(Spatial layout data)
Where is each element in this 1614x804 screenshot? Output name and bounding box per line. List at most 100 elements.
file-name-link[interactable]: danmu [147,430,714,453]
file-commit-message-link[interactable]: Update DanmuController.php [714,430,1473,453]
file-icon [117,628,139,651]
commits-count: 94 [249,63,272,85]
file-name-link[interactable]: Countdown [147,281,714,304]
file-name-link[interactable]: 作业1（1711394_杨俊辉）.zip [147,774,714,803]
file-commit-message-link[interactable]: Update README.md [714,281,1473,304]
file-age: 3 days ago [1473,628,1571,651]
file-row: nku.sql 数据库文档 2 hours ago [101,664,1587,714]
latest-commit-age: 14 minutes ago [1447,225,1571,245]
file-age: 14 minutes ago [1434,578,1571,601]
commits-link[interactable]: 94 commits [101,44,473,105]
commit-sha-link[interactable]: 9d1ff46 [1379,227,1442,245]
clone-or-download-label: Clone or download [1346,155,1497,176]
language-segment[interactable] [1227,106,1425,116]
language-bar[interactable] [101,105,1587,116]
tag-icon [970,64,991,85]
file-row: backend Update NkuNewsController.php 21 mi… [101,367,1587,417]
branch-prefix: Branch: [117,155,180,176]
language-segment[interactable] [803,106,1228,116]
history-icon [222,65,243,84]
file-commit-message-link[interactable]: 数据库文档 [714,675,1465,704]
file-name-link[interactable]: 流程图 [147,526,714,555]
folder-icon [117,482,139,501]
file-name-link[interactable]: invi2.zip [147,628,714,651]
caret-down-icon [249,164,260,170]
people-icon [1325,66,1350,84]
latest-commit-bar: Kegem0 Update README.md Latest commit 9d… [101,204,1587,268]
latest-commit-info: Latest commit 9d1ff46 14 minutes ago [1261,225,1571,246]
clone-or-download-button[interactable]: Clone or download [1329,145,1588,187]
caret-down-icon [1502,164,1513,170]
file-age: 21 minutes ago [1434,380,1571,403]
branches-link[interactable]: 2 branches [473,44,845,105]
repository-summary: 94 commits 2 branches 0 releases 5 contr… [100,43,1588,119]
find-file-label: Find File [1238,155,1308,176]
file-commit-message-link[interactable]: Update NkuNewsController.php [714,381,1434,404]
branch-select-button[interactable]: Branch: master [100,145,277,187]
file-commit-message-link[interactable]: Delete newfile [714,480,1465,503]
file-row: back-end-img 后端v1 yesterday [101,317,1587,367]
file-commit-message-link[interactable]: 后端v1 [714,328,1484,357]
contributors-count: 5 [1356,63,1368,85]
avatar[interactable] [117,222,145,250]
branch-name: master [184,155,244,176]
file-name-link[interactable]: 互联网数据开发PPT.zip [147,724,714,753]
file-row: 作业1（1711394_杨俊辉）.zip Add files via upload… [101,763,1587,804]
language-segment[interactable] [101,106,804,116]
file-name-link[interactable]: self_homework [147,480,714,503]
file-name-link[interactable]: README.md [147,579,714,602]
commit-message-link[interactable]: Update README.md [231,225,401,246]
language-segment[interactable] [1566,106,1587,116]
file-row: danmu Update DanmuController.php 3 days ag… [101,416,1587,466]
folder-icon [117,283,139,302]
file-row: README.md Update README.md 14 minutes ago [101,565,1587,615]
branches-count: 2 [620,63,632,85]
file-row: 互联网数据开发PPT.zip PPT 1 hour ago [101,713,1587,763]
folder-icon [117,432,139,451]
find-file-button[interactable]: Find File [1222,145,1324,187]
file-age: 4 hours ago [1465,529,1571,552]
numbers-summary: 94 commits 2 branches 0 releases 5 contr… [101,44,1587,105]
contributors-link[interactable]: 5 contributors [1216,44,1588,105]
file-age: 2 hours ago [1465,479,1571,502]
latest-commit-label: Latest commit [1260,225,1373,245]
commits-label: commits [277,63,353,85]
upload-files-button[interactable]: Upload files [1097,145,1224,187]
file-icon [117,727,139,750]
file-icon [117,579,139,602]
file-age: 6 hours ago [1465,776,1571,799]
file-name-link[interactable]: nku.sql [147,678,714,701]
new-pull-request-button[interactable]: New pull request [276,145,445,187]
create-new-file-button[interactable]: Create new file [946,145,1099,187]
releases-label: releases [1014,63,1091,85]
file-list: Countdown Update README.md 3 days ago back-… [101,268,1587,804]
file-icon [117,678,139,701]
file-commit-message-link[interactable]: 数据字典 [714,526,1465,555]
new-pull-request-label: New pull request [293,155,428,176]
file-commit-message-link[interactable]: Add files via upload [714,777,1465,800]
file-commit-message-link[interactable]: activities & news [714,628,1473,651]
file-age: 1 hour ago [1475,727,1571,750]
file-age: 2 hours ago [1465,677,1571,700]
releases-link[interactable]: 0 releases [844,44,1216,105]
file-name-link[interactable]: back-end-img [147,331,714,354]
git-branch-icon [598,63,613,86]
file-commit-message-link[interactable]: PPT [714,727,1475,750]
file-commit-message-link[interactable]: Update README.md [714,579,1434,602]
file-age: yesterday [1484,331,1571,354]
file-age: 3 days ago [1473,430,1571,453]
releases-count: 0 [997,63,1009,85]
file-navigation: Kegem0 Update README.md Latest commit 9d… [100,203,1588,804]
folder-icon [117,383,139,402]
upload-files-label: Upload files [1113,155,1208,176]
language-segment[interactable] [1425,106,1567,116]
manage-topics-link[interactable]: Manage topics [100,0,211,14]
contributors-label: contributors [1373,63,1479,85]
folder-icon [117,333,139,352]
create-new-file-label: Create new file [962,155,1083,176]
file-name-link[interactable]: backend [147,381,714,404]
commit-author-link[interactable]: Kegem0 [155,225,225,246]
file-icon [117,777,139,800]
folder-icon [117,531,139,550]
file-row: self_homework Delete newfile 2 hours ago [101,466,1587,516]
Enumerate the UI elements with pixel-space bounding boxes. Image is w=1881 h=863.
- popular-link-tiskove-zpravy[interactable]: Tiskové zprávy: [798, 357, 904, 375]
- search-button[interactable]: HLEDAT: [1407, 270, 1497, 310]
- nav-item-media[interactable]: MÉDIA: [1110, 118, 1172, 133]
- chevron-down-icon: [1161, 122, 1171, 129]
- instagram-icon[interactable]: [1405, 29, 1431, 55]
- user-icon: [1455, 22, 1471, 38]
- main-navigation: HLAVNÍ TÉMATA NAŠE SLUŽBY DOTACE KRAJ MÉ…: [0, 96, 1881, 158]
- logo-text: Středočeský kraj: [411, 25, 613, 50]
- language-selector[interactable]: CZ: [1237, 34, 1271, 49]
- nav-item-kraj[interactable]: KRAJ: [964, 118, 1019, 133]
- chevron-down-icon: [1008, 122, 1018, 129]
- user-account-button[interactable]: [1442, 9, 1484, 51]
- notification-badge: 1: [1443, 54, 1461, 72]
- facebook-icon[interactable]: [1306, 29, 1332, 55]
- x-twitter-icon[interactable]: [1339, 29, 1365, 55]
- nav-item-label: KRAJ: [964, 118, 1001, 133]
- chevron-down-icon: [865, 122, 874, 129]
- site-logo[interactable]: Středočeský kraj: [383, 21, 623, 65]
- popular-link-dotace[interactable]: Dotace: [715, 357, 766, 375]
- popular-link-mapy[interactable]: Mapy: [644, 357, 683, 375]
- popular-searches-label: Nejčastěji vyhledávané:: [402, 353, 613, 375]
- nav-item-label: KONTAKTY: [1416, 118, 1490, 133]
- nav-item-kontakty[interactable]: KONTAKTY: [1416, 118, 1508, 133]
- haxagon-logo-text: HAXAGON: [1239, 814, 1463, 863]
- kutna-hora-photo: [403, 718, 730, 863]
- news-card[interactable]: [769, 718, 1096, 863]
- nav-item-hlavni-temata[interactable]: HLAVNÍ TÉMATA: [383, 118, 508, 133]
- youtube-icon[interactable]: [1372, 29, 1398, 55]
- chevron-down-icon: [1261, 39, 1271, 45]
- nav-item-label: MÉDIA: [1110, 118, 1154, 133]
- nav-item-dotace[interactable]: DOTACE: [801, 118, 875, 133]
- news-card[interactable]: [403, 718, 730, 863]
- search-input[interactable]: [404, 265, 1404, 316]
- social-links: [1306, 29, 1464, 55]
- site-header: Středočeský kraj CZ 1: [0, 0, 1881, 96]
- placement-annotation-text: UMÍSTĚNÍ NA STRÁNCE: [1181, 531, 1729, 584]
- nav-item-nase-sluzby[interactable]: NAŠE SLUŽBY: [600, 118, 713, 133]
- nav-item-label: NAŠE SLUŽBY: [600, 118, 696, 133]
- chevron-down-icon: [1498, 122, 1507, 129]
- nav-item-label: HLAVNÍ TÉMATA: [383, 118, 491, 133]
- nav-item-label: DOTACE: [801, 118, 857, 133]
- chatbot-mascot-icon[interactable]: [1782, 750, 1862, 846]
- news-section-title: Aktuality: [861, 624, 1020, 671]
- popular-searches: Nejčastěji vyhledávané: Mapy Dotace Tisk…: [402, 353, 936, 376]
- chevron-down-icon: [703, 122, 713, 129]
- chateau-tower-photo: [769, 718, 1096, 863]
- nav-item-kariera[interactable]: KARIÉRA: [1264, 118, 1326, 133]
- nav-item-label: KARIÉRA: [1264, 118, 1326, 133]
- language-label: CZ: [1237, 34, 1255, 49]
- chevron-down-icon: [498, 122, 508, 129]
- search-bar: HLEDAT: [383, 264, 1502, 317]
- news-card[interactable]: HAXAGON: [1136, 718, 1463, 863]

• To do: State how many lines of the entries above contain the string "KONTAKTY". Give only the number.

• Correct output: 2